## Records from a data collection

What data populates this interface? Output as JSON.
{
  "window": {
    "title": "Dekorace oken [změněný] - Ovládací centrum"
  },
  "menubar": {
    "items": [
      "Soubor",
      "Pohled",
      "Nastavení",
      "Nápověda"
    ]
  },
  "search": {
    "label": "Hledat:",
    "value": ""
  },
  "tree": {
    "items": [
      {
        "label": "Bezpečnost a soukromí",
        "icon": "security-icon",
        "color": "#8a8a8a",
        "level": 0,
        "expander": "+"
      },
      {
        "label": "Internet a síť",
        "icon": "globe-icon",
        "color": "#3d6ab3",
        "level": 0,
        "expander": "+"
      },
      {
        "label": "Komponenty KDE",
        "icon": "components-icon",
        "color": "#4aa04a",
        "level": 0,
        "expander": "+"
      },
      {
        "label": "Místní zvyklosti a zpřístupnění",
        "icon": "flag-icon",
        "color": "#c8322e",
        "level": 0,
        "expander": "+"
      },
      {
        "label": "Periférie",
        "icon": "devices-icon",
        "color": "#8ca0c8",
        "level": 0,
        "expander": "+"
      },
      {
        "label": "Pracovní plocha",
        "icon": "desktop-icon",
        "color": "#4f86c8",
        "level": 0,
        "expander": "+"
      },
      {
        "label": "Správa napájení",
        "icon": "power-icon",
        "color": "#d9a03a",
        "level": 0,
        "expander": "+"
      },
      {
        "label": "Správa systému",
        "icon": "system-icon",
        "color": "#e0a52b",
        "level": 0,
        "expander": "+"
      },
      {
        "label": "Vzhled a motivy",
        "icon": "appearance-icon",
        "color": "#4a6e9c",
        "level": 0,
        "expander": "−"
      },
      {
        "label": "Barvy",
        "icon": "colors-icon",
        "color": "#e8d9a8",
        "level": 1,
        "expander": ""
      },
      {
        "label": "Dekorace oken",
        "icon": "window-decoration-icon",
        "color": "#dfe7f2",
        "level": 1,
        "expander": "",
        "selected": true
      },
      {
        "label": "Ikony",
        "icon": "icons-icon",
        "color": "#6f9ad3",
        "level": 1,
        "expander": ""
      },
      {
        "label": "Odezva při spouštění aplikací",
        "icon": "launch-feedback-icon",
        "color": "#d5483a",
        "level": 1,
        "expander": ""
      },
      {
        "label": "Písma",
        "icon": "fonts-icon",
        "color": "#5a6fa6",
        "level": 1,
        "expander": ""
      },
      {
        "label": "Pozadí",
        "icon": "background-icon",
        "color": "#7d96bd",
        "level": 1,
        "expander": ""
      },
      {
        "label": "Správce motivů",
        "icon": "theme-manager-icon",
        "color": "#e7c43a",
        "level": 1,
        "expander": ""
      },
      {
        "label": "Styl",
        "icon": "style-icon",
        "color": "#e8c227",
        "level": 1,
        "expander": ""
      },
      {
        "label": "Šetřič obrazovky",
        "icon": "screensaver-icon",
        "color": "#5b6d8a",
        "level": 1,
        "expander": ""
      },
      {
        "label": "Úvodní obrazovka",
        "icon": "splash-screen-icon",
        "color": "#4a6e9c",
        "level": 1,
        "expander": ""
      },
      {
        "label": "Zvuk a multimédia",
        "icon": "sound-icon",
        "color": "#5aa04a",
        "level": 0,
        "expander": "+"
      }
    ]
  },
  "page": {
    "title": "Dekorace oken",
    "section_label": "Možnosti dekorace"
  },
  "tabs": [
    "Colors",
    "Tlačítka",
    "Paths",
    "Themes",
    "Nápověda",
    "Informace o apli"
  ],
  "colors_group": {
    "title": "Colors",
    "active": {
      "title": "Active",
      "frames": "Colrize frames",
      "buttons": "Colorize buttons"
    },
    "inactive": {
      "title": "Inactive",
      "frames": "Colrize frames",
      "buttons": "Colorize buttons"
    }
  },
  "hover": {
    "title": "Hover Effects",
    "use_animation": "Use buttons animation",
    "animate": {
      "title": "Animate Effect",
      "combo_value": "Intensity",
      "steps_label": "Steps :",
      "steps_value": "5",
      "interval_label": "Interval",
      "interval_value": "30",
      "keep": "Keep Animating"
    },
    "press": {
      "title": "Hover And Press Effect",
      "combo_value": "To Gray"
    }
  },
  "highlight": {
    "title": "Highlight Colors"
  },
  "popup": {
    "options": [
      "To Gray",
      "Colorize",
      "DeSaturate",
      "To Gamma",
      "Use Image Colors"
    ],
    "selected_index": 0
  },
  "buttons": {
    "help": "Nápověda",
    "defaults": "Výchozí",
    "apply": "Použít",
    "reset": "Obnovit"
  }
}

## What is asked
Your task is to repeat each line of the material exactly.

## Solution for this task
What data populates this interface? Output as JSON.
{
  "window": {
    "title": "Dekorace oken [změněný] - Ovládací centrum"
  },
  "menubar": {
    "items": [
      "Soubor",
      "Pohled",
      "Nastavení",
      "Nápověda"
    ]
  },
  "search": {
    "label": "Hledat:",
    "value": ""
  },
  "tree": {
    "items": [
      {
        "label": "Bezpečnost a soukromí",
        "icon": "security-icon",
        "color": "#8a8a8a",
        "level": 0,
        "expander": "+"
      },
      {
        "label": "Internet a síť",
        "icon": "globe-icon",
        "color": "#3d6ab3",
        "level": 0,
        "expander": "+"
      },
      {
        "label": "Komponenty KDE",
        "icon": "components-icon",
        "color": "#4aa04a",
        "level": 0,
        "expander": "+"
      },
      {
        "label": "Místní zvyklosti a zpřístupnění",
        "icon": "flag-icon",
        "color": "#c8322e",
        "level": 0,
        "expander": "+"
      },
      {
        "label": "Periférie",
        "icon": "devices-icon",
        "color": "#8ca0c8",
        "level": 0,
        "expander": "+"
      },
      {
        "label": "Pracovní plocha",
        "icon": "desktop-icon",
        "color": "#4f86c8",
        "level": 0,
        "expander": "+"
      },
      {
        "label": "Správa napájení",
        "icon": "power-icon",
        "color": "#d9a03a",
        "level": 0,
        "expander": "+"
      },
      {
        "label": "Správa systému",
        "icon": "system-icon",
        "color": "#e0a52b",
        "level": 0,
        "expander": "+"
      },
      {
        "label": "Vzhled a motivy",
        "icon": "appearance-icon",
        "color": "#4a6e9c",
        "level": 0,
        "expander": "−"
      },
      {
        "label": "Barvy",
        "icon": "colors-icon",
        "color": "#e8d9a8",
        "level": 1,
        "expander": ""
      },
      {
        "label": "Dekorace oken",
        "icon": "window-decoration-icon",
        "color": "#dfe7f2",
        "level": 1,
        "expander": "",
        "selected": true
      },
      {
        "label": "Ikony",
        "icon": "icons-icon",
        "color": "#6f9ad3",
        "level": 1,
        "expander": ""
      },
      {
        "label": "Odezva při spouštění aplikací",
        "icon": "launch-feedback-icon",
        "color": "#d5483a",
        "level": 1,
        "expander": ""
      },
      {
        "label": "Písma",
        "icon": "fonts-icon",
        "color": "#5a6fa6",
        "level": 1,
        "expander": ""
      },
      {
        "label": "Pozadí",
        "icon": "background-icon",
        "color": "#7d96bd",
        "level": 1,
        "expander": ""
      },
      {
        "label": "Správce motivů",
        "icon": "theme-manager-icon",
        "color": "#e7c43a",
        "level": 1,
        "expander": ""
      },
      {
        "label": "Styl",
        "icon": "style-icon",
        "color": "#e8c227",
        "level": 1,
        "expander": ""
      },
      {
        "label": "Šetřič obrazovky",
        "icon": "screensaver-icon",
        "color": "#5b6d8a",
        "level": 1,
        "expander": ""
      },
      {
        "label": "Úvodní obrazovka",
        "icon": "splash-screen-icon",
        "color": "#4a6e9c",
        "level": 1,
        "expander": ""
      },
      {
        "label": "Zvuk a multimédia",
        "icon": "sound-icon",
        "color": "#5aa04a",
        "level": 0,
        "expander": "+"
      }
    ]
  },
  "page": {
    "title": "Dekorace oken",
    "section_label": "Možnosti dekorace"
  },
  "tabs": [
    "Colors",
    "Tlačítka",
    "Paths",
    "Themes",
    "Nápověda",
    "Informace o apli"
  ],
  "colors_group": {
    "title": "Colors",
    "active": {
      "title": "Active",
      "frames": "Colrize frames",
      "buttons": "Colorize buttons"
    },
    "inactive": {
      "title": "Inactive",
      "frames": "Colrize frames",
      "buttons": "Colorize buttons"
    }
  },
  "hover": {
    "title": "Hover Effects",
    "use_animation": "Use buttons animation",
    "animate": {
      "title": "Animate Effect",
      "combo_value": "Intensity",
      "steps_label": "Steps :",
      "steps_value": "5",
      "interval_label": "Interval",
      "interval_value": "30",
      "keep": "Keep Animating"
    },
    "press": {
      "title": "Hover And Press Effect",
      "combo_value": "To Gray"
    }
  },
  "highlight": {
    "title": "Highlight Colors"
  },
  "popup": {
    "options": [
      "To Gray",
      "Colorize",
      "DeSaturate",
      "To Gamma",
      "Use Image Colors"
    ],
    "selected_index": 0
  },
  "buttons": {
    "help": "Nápověda",
    "defaults": "Výchozí",
    "apply": "Použít",
    "reset": "Obnovit"
  }
}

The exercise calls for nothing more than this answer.